Spatial annotation records =>
--- Start ---
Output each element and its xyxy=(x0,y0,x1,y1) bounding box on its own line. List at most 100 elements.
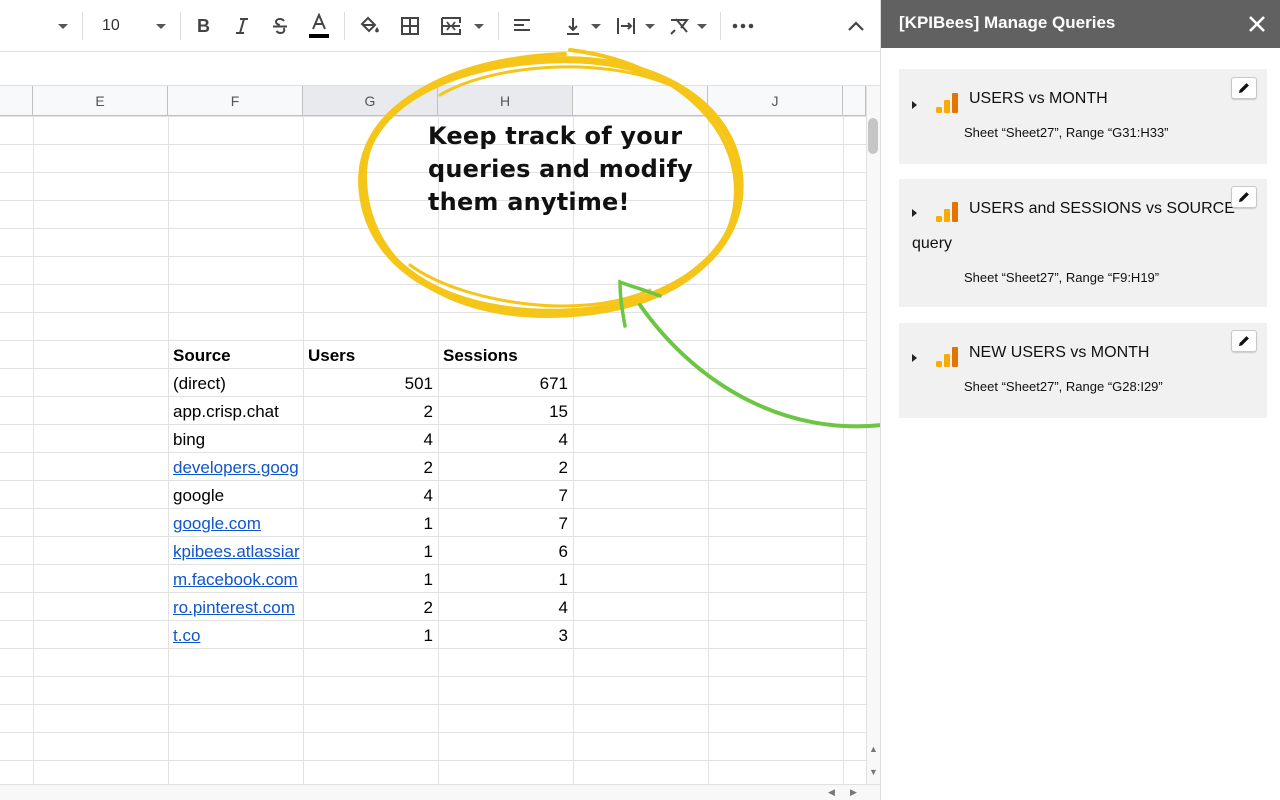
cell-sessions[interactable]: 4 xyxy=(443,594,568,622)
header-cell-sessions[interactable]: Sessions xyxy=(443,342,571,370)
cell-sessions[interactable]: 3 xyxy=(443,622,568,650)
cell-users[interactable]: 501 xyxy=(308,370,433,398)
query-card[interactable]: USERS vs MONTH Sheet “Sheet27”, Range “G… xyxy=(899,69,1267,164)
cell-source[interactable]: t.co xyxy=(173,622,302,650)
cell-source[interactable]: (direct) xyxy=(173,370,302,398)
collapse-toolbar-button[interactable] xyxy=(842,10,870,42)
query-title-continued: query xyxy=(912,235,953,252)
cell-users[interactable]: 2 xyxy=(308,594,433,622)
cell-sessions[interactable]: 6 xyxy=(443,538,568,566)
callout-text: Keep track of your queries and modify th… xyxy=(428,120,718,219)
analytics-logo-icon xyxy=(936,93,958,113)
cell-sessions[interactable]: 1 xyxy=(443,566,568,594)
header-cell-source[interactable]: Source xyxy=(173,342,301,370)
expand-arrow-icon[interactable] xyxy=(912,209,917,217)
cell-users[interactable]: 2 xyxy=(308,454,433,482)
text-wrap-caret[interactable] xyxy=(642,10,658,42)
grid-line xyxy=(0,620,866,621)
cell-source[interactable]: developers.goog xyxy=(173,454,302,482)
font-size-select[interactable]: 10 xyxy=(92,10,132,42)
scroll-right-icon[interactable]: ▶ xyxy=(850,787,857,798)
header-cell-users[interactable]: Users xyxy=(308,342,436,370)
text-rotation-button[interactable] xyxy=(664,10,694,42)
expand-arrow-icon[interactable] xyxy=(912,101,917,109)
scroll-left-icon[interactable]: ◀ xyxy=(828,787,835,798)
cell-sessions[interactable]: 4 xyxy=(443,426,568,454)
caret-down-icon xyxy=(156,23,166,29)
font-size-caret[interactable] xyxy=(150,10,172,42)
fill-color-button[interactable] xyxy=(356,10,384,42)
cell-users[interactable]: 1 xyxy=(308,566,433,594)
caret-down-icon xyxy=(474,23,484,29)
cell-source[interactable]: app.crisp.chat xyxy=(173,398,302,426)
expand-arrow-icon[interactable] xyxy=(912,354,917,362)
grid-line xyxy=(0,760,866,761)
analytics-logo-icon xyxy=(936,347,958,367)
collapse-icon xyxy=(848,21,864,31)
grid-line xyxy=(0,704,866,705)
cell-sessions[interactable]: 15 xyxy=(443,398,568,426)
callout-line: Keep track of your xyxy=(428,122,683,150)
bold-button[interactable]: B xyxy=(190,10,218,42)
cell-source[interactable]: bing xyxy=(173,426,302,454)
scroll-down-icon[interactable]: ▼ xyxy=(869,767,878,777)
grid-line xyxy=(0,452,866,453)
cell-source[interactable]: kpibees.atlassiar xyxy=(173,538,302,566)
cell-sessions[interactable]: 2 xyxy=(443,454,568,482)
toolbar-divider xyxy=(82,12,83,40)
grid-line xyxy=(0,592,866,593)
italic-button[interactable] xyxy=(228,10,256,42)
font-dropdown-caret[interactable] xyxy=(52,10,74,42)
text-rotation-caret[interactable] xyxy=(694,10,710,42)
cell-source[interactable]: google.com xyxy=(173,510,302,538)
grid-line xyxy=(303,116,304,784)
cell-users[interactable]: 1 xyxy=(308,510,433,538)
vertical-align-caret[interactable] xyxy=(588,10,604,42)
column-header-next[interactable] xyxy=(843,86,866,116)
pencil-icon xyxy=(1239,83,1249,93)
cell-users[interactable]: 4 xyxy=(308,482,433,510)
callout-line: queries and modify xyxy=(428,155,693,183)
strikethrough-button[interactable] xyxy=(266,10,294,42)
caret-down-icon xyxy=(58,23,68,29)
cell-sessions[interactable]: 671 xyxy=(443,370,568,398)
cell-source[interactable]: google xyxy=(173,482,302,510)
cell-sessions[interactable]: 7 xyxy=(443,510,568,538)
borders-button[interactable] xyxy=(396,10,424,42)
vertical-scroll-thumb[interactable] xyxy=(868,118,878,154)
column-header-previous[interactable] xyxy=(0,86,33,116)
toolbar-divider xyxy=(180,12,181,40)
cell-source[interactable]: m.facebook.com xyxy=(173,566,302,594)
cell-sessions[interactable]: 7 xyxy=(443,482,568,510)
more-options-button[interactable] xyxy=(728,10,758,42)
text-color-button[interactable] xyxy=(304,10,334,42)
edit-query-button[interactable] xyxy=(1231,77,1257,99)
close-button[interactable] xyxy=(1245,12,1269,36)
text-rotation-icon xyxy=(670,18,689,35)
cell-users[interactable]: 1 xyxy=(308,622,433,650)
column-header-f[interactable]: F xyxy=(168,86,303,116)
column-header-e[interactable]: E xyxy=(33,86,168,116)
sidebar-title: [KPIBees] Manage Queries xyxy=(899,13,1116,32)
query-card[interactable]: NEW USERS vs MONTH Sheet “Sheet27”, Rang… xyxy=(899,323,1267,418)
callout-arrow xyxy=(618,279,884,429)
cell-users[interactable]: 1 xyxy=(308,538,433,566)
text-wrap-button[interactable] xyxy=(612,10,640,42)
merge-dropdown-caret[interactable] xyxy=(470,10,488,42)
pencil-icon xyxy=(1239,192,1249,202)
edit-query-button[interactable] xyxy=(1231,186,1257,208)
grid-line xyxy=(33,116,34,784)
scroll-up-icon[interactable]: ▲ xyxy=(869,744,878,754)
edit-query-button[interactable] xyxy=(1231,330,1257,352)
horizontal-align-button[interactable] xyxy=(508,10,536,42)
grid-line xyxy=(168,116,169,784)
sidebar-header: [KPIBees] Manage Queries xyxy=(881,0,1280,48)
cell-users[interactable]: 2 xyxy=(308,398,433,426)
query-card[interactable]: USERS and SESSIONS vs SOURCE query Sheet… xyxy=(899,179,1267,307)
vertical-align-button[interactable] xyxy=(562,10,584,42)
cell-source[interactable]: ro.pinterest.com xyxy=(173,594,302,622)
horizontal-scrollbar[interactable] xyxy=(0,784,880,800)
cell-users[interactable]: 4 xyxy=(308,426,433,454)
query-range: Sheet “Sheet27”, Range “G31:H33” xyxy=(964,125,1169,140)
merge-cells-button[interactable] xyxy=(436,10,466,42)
--- End ---
YOUR OBJECTIVE =>
Can you recast every line of the records above as a JSON list of strings, one string per line, skipping blank lines and leaving the pictures out?

RESULT BELOW =>
[
  "Output each element and its xyxy=(x0,y0,x1,y1) bounding box on its own line. List at most 100 elements.",
  "cell-sessions[interactable]: 4 xyxy=(443,594,568,622)",
  "header-cell-sessions[interactable]: Sessions xyxy=(443,342,571,370)",
  "cell-sessions[interactable]: 3 xyxy=(443,622,568,650)",
  "cell-users[interactable]: 501 xyxy=(308,370,433,398)",
  "query-card[interactable]: USERS vs MONTH Sheet “Sheet27”, Range “G… xyxy=(899,69,1267,164)",
  "cell-source[interactable]: t.co xyxy=(173,622,302,650)",
  "cell-source[interactable]: (direct) xyxy=(173,370,302,398)",
  "collapse-toolbar-button[interactable] xyxy=(842,10,870,42)",
  "query-title-continued: query xyxy=(912,235,953,252)",
  "cell-users[interactable]: 2 xyxy=(308,594,433,622)",
  "cell-sessions[interactable]: 6 xyxy=(443,538,568,566)",
  "callout-text: Keep track of your queries and modify th… xyxy=(428,120,718,219)",
  "analytics-logo-icon xyxy=(936,93,958,113)",
  "cell-sessions[interactable]: 1 xyxy=(443,566,568,594)",
  "header-cell-source[interactable]: Source xyxy=(173,342,301,370)",
  "expand-arrow-icon[interactable] xyxy=(912,209,917,217)",
  "cell-users[interactable]: 2 xyxy=(308,454,433,482)",
  "text-wrap-caret[interactable] xyxy=(642,10,658,42)",
  "grid-line xyxy=(0,620,866,621)",
  "cell-source[interactable]: developers.goog xyxy=(173,454,302,482)",
  "font-size-select[interactable]: 10 xyxy=(92,10,132,42)",
  "scroll-right-icon[interactable]: ▶ xyxy=(850,787,857,798)",
  "header-cell-users[interactable]: Users xyxy=(308,342,436,370)",
  "text-rotation-button[interactable] xyxy=(664,10,694,42)",
  "expand-arrow-icon[interactable] xyxy=(912,101,917,109)",
  "scroll-left-icon[interactable]: ◀ xyxy=(828,787,835,798)",
  "cell-sessions[interactable]: 4 xyxy=(443,426,568,454)",
  "caret-down-icon xyxy=(156,23,166,29)",
  "font-size-caret[interactable] xyxy=(150,10,172,42)",
  "fill-color-button[interactable] xyxy=(356,10,384,42)",
  "cell-users[interactable]: 1 xyxy=(308,566,433,594)",
  "caret-down-icon xyxy=(474,23,484,29)",
  "cell-source[interactable]: app.crisp.chat xyxy=(173,398,302,426)",
  "expand-arrow-icon[interactable] xyxy=(912,354,917,362)",
  "grid-line xyxy=(0,760,866,761)",
  "analytics-logo-icon xyxy=(936,347,958,367)",
  "collapse-icon xyxy=(848,21,864,31)",
  "grid-line xyxy=(0,704,866,705)",
  "cell-sessions[interactable]: 15 xyxy=(443,398,568,426)",
  "callout-line: Keep track of your xyxy=(428,122,683,150)",
  "bold-button[interactable]: B xyxy=(190,10,218,42)",
  "cell-source[interactable]: bing xyxy=(173,426,302,454)",
  "scroll-down-icon[interactable]: ▼ xyxy=(869,767,878,777)",
  "grid-line xyxy=(0,452,866,453)",
  "cell-source[interactable]: kpibees.atlassiar xyxy=(173,538,302,566)",
  "cell-sessions[interactable]: 2 xyxy=(443,454,568,482)",
  "toolbar-divider xyxy=(82,12,83,40)",
  "grid-line xyxy=(0,592,866,593)",
  "italic-button[interactable] xyxy=(228,10,256,42)",
  "font-dropdown-caret[interactable] xyxy=(52,10,74,42)",
  "text-rotation-caret[interactable] xyxy=(694,10,710,42)",
  "cell-source[interactable]: google.com xyxy=(173,510,302,538)",
  "grid-line xyxy=(303,116,304,784)",
  "cell-users[interactable]: 1 xyxy=(308,510,433,538)",
  "vertical-align-caret[interactable] xyxy=(588,10,604,42)",
  "column-header-next[interactable] xyxy=(843,86,866,116)",
  "pencil-icon xyxy=(1239,83,1249,93)",
  "cell-users[interactable]: 4 xyxy=(308,482,433,510)",
  "callout-line: queries and modify xyxy=(428,155,693,183)",
  "strikethrough-button[interactable] xyxy=(266,10,294,42)",
  "caret-down-icon xyxy=(58,23,68,29)",
  "cell-sessions[interactable]: 671 xyxy=(443,370,568,398)",
  "cell-source[interactable]: google xyxy=(173,482,302,510)",
  "cell-sessions[interactable]: 7 xyxy=(443,510,568,538)",
  "borders-button[interactable] xyxy=(396,10,424,42)",
  "vertical-scroll-thumb[interactable] xyxy=(868,118,878,154)",
  "column-header-previous[interactable] xyxy=(0,86,33,116)",
  "toolbar-divider xyxy=(180,12,181,40)",
  "cell-source[interactable]: m.facebook.com xyxy=(173,566,302,594)",
  "cell-sessions[interactable]: 7 xyxy=(443,482,568,510)",
  "more-options-button[interactable] xyxy=(728,10,758,42)",
  "text-color-button[interactable] xyxy=(304,10,334,42)",
  "edit-query-button[interactable] xyxy=(1231,77,1257,99)",
  "close-button[interactable] xyxy=(1245,12,1269,36)",
  "text-rotation-icon xyxy=(670,18,689,35)",
  "cell-users[interactable]: 1 xyxy=(308,622,433,650)",
  "column-header-f[interactable]: F xyxy=(168,86,303,116)",
  "column-header-e[interactable]: E xyxy=(33,86,168,116)",
  "sidebar-title: [KPIBees] Manage Queries xyxy=(899,13,1116,32)",
  "query-card[interactable]: NEW USERS vs MONTH Sheet “Sheet27”, Rang… xyxy=(899,323,1267,418)",
  "callout-arrow xyxy=(618,279,884,429)",
  "cell-users[interactable]: 1 xyxy=(308,538,433,566)",
  "text-wrap-button[interactable] xyxy=(612,10,640,42)",
  "merge-dropdown-caret[interactable] xyxy=(470,10,488,42)",
  "pencil-icon xyxy=(1239,192,1249,202)",
  "edit-query-button[interactable] xyxy=(1231,186,1257,208)",
  "grid-line xyxy=(33,116,34,784)",
  "scroll-up-icon[interactable]: ▲ xyxy=(869,744,878,754)",
  "edit-query-button[interactable] xyxy=(1231,330,1257,352)",
  "horizontal-align-button[interactable] xyxy=(508,10,536,42)",
  "grid-line xyxy=(168,116,169,784)",
  "sidebar-header: [KPIBees] Manage Queries xyxy=(881,0,1280,48)",
  "cell-users[interactable]: 2 xyxy=(308,398,433,426)",
  "query-card[interactable]: USERS and SESSIONS vs SOURCE query Sheet… xyxy=(899,179,1267,307)",
  "vertical-align-button[interactable] xyxy=(562,10,584,42)",
  "cell-source[interactable]: ro.pinterest.com xyxy=(173,594,302,622)",
  "horizontal-scrollbar[interactable] xyxy=(0,784,880,800)",
  "cell-users[interactable]: 4 xyxy=(308,426,433,454)",
  "query-range: Sheet “Sheet27”, Range “G31:H33” xyxy=(964,125,1169,140)",
  "merge-cells-button[interactable] xyxy=(436,10,466,42)"
]